STATED PROBLEM:
Repeat all the records exactly, omitting pictures.

Some records:
——————————

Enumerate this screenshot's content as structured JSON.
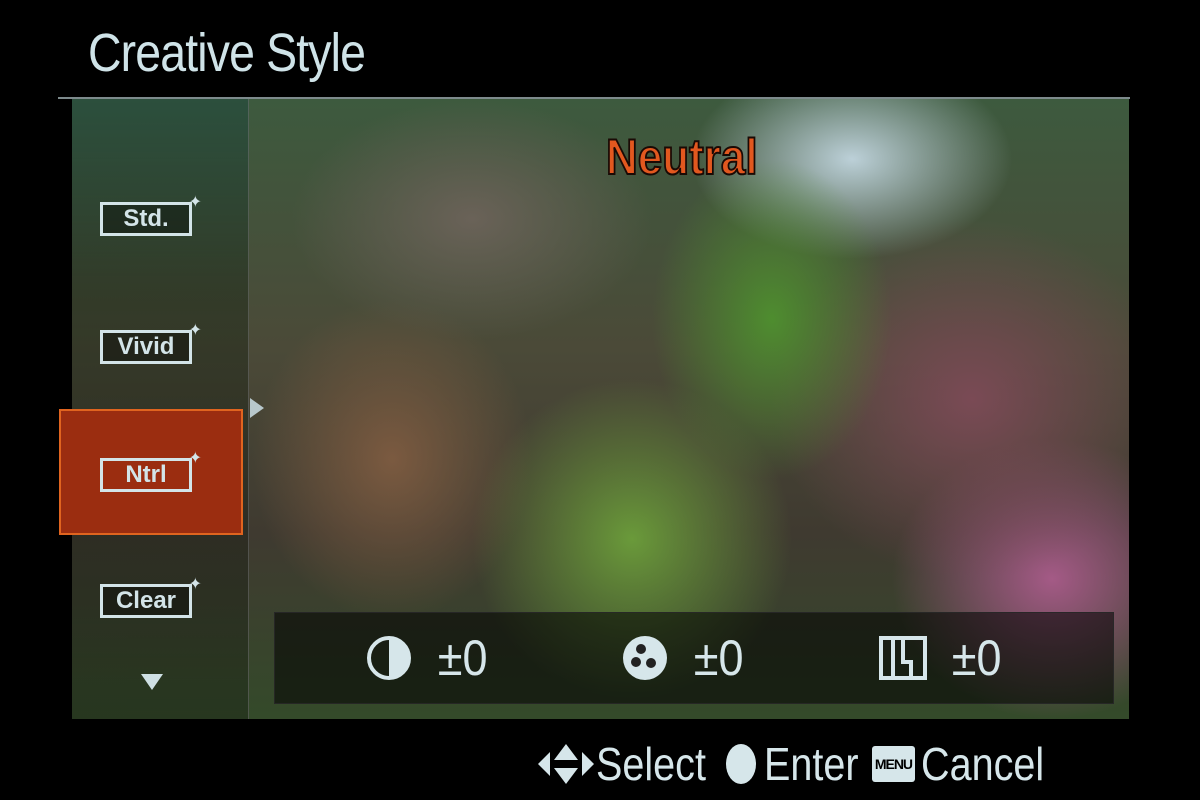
{
  "screen": {
    "title": "Creative Style",
    "selected_style_name": "Neutral"
  },
  "style_list": {
    "items": [
      {
        "label": "Std.",
        "selected": false
      },
      {
        "label": "Vivid",
        "selected": false
      },
      {
        "label": "Ntrl",
        "selected": true
      },
      {
        "label": "Clear",
        "selected": false
      }
    ],
    "more_below_icon": "triangle-down",
    "expand_icon": "triangle-right"
  },
  "parameters": [
    {
      "name": "contrast",
      "icon": "contrast-icon",
      "value": "±0"
    },
    {
      "name": "saturation",
      "icon": "saturation-icon",
      "value": "±0"
    },
    {
      "name": "sharpness",
      "icon": "sharpness-icon",
      "value": "±0"
    }
  ],
  "footer": {
    "select_label": "Select",
    "enter_label": "Enter",
    "menu_badge": "MENU",
    "cancel_label": "Cancel"
  },
  "colors": {
    "accent": "#e2581f",
    "selected_bg": "#9b2d10",
    "text": "#d6e6ea"
  }
}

——————————

COMPLETED TASK:
Enumerate this screenshot's content as structured JSON.
{
  "screen": {
    "title": "Creative Style",
    "selected_style_name": "Neutral"
  },
  "style_list": {
    "items": [
      {
        "label": "Std.",
        "selected": false
      },
      {
        "label": "Vivid",
        "selected": false
      },
      {
        "label": "Ntrl",
        "selected": true
      },
      {
        "label": "Clear",
        "selected": false
      }
    ],
    "more_below_icon": "triangle-down",
    "expand_icon": "triangle-right"
  },
  "parameters": [
    {
      "name": "contrast",
      "icon": "contrast-icon",
      "value": "±0"
    },
    {
      "name": "saturation",
      "icon": "saturation-icon",
      "value": "±0"
    },
    {
      "name": "sharpness",
      "icon": "sharpness-icon",
      "value": "±0"
    }
  ],
  "footer": {
    "select_label": "Select",
    "enter_label": "Enter",
    "menu_badge": "MENU",
    "cancel_label": "Cancel"
  },
  "colors": {
    "accent": "#e2581f",
    "selected_bg": "#9b2d10",
    "text": "#d6e6ea"
  }
}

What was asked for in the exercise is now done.